> **Task inputs**:
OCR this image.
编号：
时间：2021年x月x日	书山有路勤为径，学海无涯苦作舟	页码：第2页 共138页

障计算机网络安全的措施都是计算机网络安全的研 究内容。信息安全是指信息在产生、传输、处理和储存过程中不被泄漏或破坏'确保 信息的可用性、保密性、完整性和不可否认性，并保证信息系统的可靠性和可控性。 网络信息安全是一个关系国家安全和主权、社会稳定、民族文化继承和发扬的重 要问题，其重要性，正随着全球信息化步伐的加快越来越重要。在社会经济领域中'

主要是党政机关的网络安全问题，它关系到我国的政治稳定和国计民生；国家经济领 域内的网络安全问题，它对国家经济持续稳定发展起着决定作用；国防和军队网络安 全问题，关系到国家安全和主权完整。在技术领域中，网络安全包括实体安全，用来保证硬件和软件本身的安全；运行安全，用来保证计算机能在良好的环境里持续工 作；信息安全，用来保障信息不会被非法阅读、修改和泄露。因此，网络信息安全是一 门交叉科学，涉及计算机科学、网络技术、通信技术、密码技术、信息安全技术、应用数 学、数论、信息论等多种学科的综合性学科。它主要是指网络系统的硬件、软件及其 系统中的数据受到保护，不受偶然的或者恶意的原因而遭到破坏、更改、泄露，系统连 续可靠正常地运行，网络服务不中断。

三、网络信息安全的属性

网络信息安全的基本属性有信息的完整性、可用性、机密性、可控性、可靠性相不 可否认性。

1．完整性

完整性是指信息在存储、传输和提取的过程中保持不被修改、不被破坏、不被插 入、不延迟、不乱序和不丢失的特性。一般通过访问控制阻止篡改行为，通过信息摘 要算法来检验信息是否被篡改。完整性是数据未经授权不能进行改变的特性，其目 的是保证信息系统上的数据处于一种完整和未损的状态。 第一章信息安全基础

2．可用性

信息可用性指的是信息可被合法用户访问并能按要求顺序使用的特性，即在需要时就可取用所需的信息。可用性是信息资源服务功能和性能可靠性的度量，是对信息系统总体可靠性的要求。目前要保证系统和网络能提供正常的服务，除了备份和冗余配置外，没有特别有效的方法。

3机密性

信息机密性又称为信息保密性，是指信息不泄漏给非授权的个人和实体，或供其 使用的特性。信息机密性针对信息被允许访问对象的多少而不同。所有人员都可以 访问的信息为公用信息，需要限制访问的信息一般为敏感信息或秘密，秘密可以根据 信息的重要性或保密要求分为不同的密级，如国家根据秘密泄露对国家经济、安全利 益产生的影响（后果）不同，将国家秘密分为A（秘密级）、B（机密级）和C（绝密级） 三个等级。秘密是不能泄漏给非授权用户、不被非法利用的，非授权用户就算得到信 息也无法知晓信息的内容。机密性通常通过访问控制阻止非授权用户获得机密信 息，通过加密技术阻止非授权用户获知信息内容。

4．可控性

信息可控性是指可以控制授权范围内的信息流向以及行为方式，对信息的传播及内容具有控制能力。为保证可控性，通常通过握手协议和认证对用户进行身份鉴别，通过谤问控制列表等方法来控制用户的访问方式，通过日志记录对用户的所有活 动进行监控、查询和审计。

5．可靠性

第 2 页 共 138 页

> **Exercise task**: All of the material must be reproduced exactly.

> **Result of this exercise**:
OCR this image.
编号：
时间：2021年x月x日	书山有路勤为径，学海无涯苦作舟	页码：第2页 共138页

障计算机网络安全的措施都是计算机网络安全的研 究内容。信息安全是指信息在产生、传输、处理和储存过程中不被泄漏或破坏'确保 信息的可用性、保密性、完整性和不可否认性，并保证信息系统的可靠性和可控性。 网络信息安全是一个关系国家安全和主权、社会稳定、民族文化继承和发扬的重 要问题，其重要性，正随着全球信息化步伐的加快越来越重要。在社会经济领域中'

主要是党政机关的网络安全问题，它关系到我国的政治稳定和国计民生；国家经济领 域内的网络安全问题，它对国家经济持续稳定发展起着决定作用；国防和军队网络安 全问题，关系到国家安全和主权完整。在技术领域中，网络安全包括实体安全，用来保证硬件和软件本身的安全；运行安全，用来保证计算机能在良好的环境里持续工 作；信息安全，用来保障信息不会被非法阅读、修改和泄露。因此，网络信息安全是一 门交叉科学，涉及计算机科学、网络技术、通信技术、密码技术、信息安全技术、应用数 学、数论、信息论等多种学科的综合性学科。它主要是指网络系统的硬件、软件及其 系统中的数据受到保护，不受偶然的或者恶意的原因而遭到破坏、更改、泄露，系统连 续可靠正常地运行，网络服务不中断。

三、网络信息安全的属性

网络信息安全的基本属性有信息的完整性、可用性、机密性、可控性、可靠性相不 可否认性。

1．完整性

完整性是指信息在存储、传输和提取的过程中保持不被修改、不被破坏、不被插 入、不延迟、不乱序和不丢失的特性。一般通过访问控制阻止篡改行为，通过信息摘 要算法来检验信息是否被篡改。完整性是数据未经授权不能进行改变的特性，其目 的是保证信息系统上的数据处于一种完整和未损的状态。 第一章信息安全基础

2．可用性

信息可用性指的是信息可被合法用户访问并能按要求顺序使用的特性，即在需要时就可取用所需的信息。可用性是信息资源服务功能和性能可靠性的度量，是对信息系统总体可靠性的要求。目前要保证系统和网络能提供正常的服务，除了备份和冗余配置外，没有特别有效的方法。

3机密性

信息机密性又称为信息保密性，是指信息不泄漏给非授权的个人和实体，或供其 使用的特性。信息机密性针对信息被允许访问对象的多少而不同。所有人员都可以 访问的信息为公用信息，需要限制访问的信息一般为敏感信息或秘密，秘密可以根据 信息的重要性或保密要求分为不同的密级，如国家根据秘密泄露对国家经济、安全利 益产生的影响（后果）不同，将国家秘密分为A（秘密级）、B（机密级）和C（绝密级） 三个等级。秘密是不能泄漏给非授权用户、不被非法利用的，非授权用户就算得到信 息也无法知晓信息的内容。机密性通常通过访问控制阻止非授权用户获得机密信 息，通过加密技术阻止非授权用户获知信息内容。

4．可控性

信息可控性是指可以控制授权范围内的信息流向以及行为方式，对信息的传播及内容具有控制能力。为保证可控性，通常通过握手协议和认证对用户进行身份鉴别，通过谤问控制列表等方法来控制用户的访问方式，通过日志记录对用户的所有活 动进行监控、查询和审计。

5．可靠性

第 2 页 共 138 页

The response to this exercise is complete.